— begin —

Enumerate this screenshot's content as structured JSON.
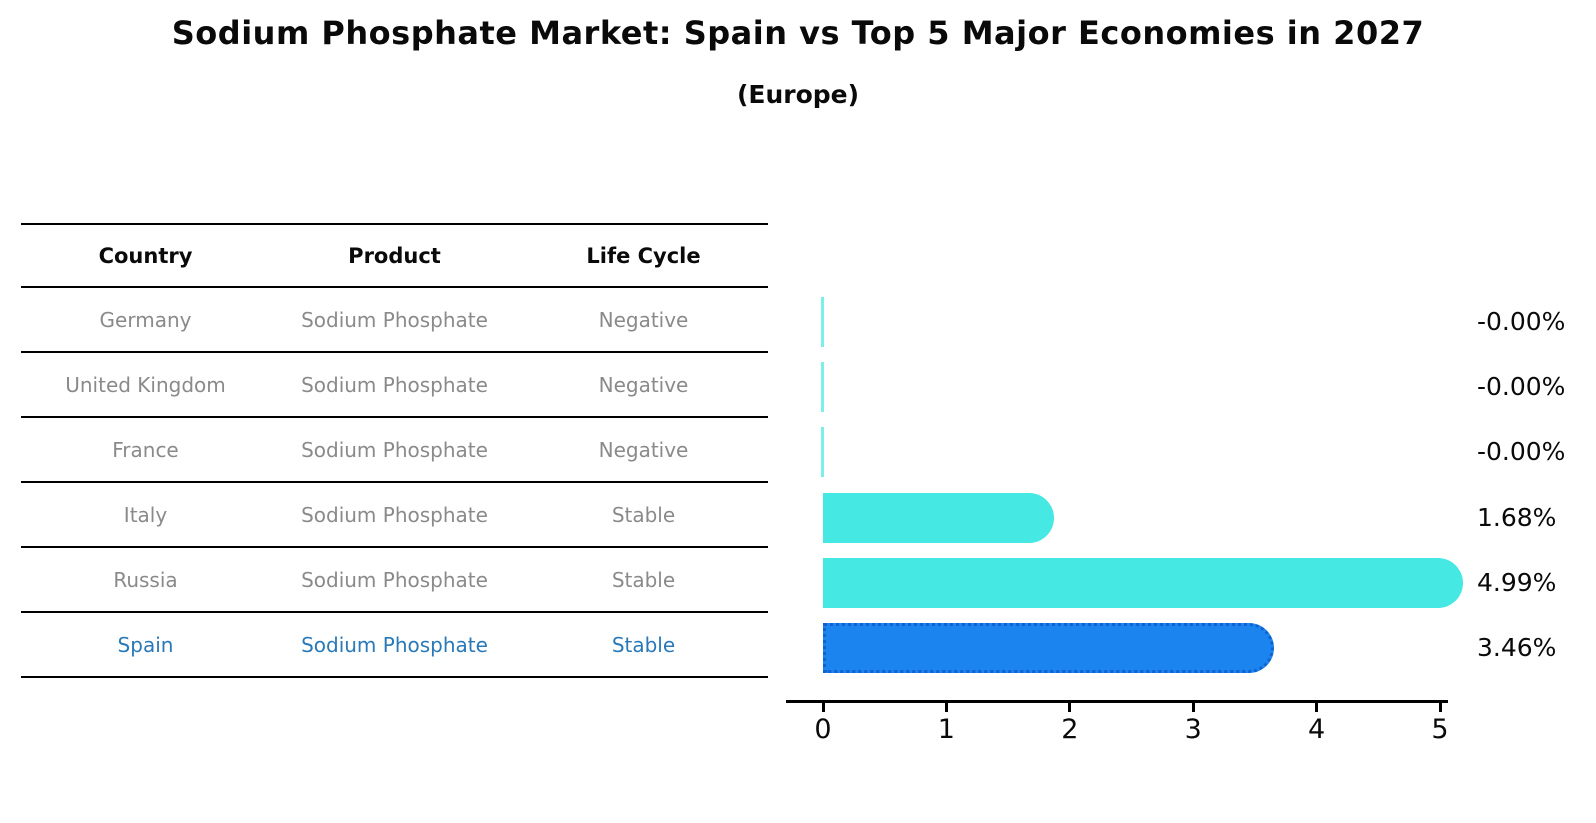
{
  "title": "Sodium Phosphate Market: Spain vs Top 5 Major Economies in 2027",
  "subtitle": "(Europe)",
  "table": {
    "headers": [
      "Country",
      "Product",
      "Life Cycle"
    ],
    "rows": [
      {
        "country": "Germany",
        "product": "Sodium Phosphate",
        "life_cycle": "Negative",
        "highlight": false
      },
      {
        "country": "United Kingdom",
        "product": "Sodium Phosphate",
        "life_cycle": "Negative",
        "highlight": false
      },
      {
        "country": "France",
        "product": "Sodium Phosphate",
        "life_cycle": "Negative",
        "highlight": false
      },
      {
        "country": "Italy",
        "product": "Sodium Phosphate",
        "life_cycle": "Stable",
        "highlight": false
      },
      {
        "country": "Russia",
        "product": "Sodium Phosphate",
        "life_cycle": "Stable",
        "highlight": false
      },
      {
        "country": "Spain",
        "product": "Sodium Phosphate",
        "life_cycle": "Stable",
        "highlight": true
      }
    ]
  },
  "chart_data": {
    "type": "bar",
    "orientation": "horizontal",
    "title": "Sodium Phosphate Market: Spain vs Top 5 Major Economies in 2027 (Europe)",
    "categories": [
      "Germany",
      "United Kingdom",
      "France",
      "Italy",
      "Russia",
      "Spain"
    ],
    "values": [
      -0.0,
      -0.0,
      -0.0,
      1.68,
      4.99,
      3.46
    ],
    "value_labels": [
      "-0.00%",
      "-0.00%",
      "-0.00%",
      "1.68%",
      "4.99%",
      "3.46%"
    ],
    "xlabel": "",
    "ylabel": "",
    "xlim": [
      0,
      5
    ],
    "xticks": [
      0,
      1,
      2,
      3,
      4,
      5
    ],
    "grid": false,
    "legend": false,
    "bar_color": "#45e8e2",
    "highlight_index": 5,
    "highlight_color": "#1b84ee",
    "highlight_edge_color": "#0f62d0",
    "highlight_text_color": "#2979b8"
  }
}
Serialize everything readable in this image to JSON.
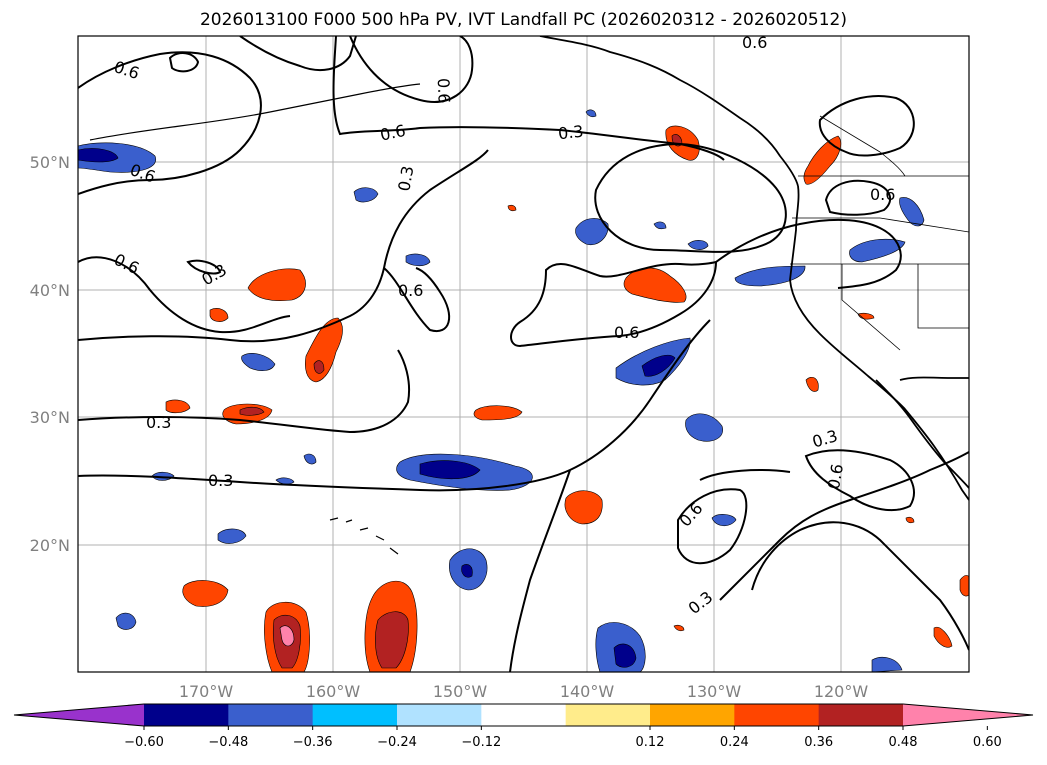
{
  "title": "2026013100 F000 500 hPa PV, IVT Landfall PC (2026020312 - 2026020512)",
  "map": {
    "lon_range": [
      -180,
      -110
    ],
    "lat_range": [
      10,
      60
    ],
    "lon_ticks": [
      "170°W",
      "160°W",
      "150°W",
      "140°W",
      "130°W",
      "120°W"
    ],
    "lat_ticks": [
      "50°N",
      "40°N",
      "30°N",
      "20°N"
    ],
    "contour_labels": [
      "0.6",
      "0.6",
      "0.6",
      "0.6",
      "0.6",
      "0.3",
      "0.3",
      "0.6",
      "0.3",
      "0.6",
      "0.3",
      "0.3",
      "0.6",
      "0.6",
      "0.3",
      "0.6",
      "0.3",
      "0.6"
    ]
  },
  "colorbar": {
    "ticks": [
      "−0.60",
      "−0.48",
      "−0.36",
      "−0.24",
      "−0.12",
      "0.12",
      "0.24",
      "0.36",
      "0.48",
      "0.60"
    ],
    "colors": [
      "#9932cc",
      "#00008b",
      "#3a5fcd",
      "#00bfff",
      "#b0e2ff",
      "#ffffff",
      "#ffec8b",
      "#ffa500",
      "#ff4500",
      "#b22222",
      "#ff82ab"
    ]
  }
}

— end —

• **Task**
From the material above, reproduce everything verbatim except the pictures.

• **Answer to the problem**
Enumerate this screenshot's content as structured JSON.
{
  "title": "Sodium Phosphate Market: Spain vs Top 5 Major Economies in 2027",
  "subtitle": "(Europe)",
  "table": {
    "headers": [
      "Country",
      "Product",
      "Life Cycle"
    ],
    "rows": [
      {
        "country": "Germany",
        "product": "Sodium Phosphate",
        "life_cycle": "Negative",
        "highlight": false
      },
      {
        "country": "United Kingdom",
        "product": "Sodium Phosphate",
        "life_cycle": "Negative",
        "highlight": false
      },
      {
        "country": "France",
        "product": "Sodium Phosphate",
        "life_cycle": "Negative",
        "highlight": false
      },
      {
        "country": "Italy",
        "product": "Sodium Phosphate",
        "life_cycle": "Stable",
        "highlight": false
      },
      {
        "country": "Russia",
        "product": "Sodium Phosphate",
        "life_cycle": "Stable",
        "highlight": false
      },
      {
        "country": "Spain",
        "product": "Sodium Phosphate",
        "life_cycle": "Stable",
        "highlight": true
      }
    ]
  },
  "chart_data": {
    "type": "bar",
    "orientation": "horizontal",
    "title": "Sodium Phosphate Market: Spain vs Top 5 Major Economies in 2027 (Europe)",
    "categories": [
      "Germany",
      "United Kingdom",
      "France",
      "Italy",
      "Russia",
      "Spain"
    ],
    "values": [
      -0.0,
      -0.0,
      -0.0,
      1.68,
      4.99,
      3.46
    ],
    "value_labels": [
      "-0.00%",
      "-0.00%",
      "-0.00%",
      "1.68%",
      "4.99%",
      "3.46%"
    ],
    "xlabel": "",
    "ylabel": "",
    "xlim": [
      0,
      5
    ],
    "xticks": [
      0,
      1,
      2,
      3,
      4,
      5
    ],
    "grid": false,
    "legend": false,
    "bar_color": "#45e8e2",
    "highlight_index": 5,
    "highlight_color": "#1b84ee",
    "highlight_edge_color": "#0f62d0",
    "highlight_text_color": "#2979b8"
  }
}
Serialize everything readable in this image to JSON.
{
  "title": "2026013100 F000 500 hPa PV, IVT Landfall PC (2026020312 - 2026020512)",
  "map": {
    "lon_range": [
      -180,
      -110
    ],
    "lat_range": [
      10,
      60
    ],
    "lon_ticks": [
      "170°W",
      "160°W",
      "150°W",
      "140°W",
      "130°W",
      "120°W"
    ],
    "lat_ticks": [
      "50°N",
      "40°N",
      "30°N",
      "20°N"
    ],
    "contour_labels": [
      "0.6",
      "0.6",
      "0.6",
      "0.6",
      "0.6",
      "0.3",
      "0.3",
      "0.6",
      "0.3",
      "0.6",
      "0.3",
      "0.3",
      "0.6",
      "0.6",
      "0.3",
      "0.6",
      "0.3",
      "0.6"
    ]
  },
  "colorbar": {
    "ticks": [
      "−0.60",
      "−0.48",
      "−0.36",
      "−0.24",
      "−0.12",
      "0.12",
      "0.24",
      "0.36",
      "0.48",
      "0.60"
    ],
    "colors": [
      "#9932cc",
      "#00008b",
      "#3a5fcd",
      "#00bfff",
      "#b0e2ff",
      "#ffffff",
      "#ffec8b",
      "#ffa500",
      "#ff4500",
      "#b22222",
      "#ff82ab"
    ]
  }
}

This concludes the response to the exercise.